Show every line below where "used" can be found.

§ Supplied material
◇ ◇ ◇ ◇ ◇ ◇ ◇

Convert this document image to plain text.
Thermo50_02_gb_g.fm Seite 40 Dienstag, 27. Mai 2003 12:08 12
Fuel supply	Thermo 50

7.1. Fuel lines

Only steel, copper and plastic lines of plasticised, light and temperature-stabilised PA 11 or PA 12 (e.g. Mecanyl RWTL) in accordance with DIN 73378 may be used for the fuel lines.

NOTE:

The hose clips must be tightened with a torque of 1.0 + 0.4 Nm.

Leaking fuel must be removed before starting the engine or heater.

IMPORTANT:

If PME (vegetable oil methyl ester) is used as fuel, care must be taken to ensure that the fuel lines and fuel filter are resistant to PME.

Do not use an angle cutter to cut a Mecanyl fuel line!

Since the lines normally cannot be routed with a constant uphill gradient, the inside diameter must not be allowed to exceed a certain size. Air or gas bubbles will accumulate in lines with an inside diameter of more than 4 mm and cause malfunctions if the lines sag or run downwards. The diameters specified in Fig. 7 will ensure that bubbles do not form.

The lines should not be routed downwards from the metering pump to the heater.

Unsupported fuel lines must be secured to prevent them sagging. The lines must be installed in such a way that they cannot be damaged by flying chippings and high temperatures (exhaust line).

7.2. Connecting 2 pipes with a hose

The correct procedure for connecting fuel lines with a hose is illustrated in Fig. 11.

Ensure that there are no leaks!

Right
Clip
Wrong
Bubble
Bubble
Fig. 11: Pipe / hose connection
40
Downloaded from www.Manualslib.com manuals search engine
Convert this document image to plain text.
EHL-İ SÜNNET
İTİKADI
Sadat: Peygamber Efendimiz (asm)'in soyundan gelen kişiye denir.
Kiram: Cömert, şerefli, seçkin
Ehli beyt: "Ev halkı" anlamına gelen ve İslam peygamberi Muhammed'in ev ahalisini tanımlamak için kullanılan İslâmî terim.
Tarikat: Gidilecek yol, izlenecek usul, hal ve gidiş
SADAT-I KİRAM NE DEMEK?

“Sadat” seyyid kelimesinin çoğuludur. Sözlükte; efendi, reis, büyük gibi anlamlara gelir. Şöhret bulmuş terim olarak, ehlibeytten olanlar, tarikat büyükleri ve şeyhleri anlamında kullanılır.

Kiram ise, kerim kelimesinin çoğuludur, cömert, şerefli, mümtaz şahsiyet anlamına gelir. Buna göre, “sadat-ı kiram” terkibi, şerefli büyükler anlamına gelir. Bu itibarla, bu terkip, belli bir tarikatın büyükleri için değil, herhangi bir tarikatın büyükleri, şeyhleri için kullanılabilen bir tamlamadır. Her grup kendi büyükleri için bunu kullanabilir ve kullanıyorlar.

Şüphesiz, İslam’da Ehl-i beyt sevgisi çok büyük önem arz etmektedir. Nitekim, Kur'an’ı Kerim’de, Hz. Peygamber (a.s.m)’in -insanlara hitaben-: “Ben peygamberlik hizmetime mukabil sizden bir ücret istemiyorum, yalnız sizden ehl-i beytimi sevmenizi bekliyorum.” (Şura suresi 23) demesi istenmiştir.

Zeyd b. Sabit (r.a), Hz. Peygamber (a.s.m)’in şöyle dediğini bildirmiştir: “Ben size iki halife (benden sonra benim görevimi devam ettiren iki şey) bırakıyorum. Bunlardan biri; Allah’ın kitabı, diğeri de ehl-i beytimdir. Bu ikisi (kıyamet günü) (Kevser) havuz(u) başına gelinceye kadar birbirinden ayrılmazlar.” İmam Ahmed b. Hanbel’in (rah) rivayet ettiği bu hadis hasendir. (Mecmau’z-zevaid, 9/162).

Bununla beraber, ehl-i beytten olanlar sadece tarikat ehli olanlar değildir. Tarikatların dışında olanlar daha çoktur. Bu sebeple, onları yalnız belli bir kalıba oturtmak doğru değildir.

◇ ◇ ◇ ◇ ◇ ◇ ◇

§ Written solution
Only steel, copper and plastic lines of plasticised, light and temperature-stabilised PA 11 or PA 12 (e.g. Mecanyl RWTL) in accordance with DIN 73378 may be used for the fuel lines.
If PME (vegetable oil methyl ester) is used as fuel, care must be taken to ensure that the fuel lines and fuel filter are resistant to PME.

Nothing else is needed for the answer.